(Dataset listings of figures)
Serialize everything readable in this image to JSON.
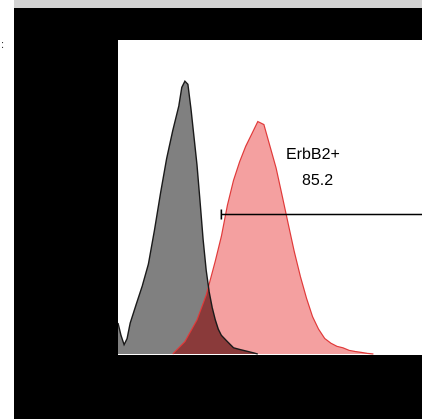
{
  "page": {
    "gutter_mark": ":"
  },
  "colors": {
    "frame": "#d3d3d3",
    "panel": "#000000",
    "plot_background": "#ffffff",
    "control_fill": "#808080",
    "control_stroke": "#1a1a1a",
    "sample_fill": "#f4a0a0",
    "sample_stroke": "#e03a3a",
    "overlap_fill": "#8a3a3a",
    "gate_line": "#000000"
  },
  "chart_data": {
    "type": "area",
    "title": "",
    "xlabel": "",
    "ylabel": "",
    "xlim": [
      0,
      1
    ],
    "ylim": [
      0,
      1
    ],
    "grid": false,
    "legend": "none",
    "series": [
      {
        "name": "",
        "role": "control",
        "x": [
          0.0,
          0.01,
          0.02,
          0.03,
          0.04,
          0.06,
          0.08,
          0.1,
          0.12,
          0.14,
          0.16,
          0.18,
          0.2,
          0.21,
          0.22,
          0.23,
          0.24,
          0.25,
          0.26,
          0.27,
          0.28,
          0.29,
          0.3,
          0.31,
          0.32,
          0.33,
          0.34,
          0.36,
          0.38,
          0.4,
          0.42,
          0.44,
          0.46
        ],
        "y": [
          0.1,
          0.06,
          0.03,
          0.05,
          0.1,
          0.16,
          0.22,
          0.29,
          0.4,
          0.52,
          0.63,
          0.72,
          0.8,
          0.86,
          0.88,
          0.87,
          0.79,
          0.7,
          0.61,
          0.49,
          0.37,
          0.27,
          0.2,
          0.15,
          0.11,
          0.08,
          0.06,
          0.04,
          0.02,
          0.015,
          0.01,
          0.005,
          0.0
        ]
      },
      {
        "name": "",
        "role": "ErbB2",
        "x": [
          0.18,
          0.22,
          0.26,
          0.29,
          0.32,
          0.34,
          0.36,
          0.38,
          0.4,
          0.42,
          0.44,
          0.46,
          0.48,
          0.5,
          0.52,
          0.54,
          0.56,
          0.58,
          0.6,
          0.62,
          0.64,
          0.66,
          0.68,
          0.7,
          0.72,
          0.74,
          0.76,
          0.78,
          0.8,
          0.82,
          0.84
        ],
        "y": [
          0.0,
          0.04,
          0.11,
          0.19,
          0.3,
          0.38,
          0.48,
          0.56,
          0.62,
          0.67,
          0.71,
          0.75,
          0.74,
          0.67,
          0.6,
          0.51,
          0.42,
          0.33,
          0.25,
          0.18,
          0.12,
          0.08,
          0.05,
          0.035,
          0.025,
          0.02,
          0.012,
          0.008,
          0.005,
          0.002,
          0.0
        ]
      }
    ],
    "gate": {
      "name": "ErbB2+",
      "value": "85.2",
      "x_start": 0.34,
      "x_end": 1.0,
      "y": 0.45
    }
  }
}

= Task brief =
Omit all pictures while transcribing the entries verbatim.

= Reply =
Serialize everything readable in this image to JSON.
{
  "page": {
    "gutter_mark": ":"
  },
  "colors": {
    "frame": "#d3d3d3",
    "panel": "#000000",
    "plot_background": "#ffffff",
    "control_fill": "#808080",
    "control_stroke": "#1a1a1a",
    "sample_fill": "#f4a0a0",
    "sample_stroke": "#e03a3a",
    "overlap_fill": "#8a3a3a",
    "gate_line": "#000000"
  },
  "chart_data": {
    "type": "area",
    "title": "",
    "xlabel": "",
    "ylabel": "",
    "xlim": [
      0,
      1
    ],
    "ylim": [
      0,
      1
    ],
    "grid": false,
    "legend": "none",
    "series": [
      {
        "name": "",
        "role": "control",
        "x": [
          0.0,
          0.01,
          0.02,
          0.03,
          0.04,
          0.06,
          0.08,
          0.1,
          0.12,
          0.14,
          0.16,
          0.18,
          0.2,
          0.21,
          0.22,
          0.23,
          0.24,
          0.25,
          0.26,
          0.27,
          0.28,
          0.29,
          0.3,
          0.31,
          0.32,
          0.33,
          0.34,
          0.36,
          0.38,
          0.4,
          0.42,
          0.44,
          0.46
        ],
        "y": [
          0.1,
          0.06,
          0.03,
          0.05,
          0.1,
          0.16,
          0.22,
          0.29,
          0.4,
          0.52,
          0.63,
          0.72,
          0.8,
          0.86,
          0.88,
          0.87,
          0.79,
          0.7,
          0.61,
          0.49,
          0.37,
          0.27,
          0.2,
          0.15,
          0.11,
          0.08,
          0.06,
          0.04,
          0.02,
          0.015,
          0.01,
          0.005,
          0.0
        ]
      },
      {
        "name": "",
        "role": "ErbB2",
        "x": [
          0.18,
          0.22,
          0.26,
          0.29,
          0.32,
          0.34,
          0.36,
          0.38,
          0.4,
          0.42,
          0.44,
          0.46,
          0.48,
          0.5,
          0.52,
          0.54,
          0.56,
          0.58,
          0.6,
          0.62,
          0.64,
          0.66,
          0.68,
          0.7,
          0.72,
          0.74,
          0.76,
          0.78,
          0.8,
          0.82,
          0.84
        ],
        "y": [
          0.0,
          0.04,
          0.11,
          0.19,
          0.3,
          0.38,
          0.48,
          0.56,
          0.62,
          0.67,
          0.71,
          0.75,
          0.74,
          0.67,
          0.6,
          0.51,
          0.42,
          0.33,
          0.25,
          0.18,
          0.12,
          0.08,
          0.05,
          0.035,
          0.025,
          0.02,
          0.012,
          0.008,
          0.005,
          0.002,
          0.0
        ]
      }
    ],
    "gate": {
      "name": "ErbB2+",
      "value": "85.2",
      "x_start": 0.34,
      "x_end": 1.0,
      "y": 0.45
    }
  }
}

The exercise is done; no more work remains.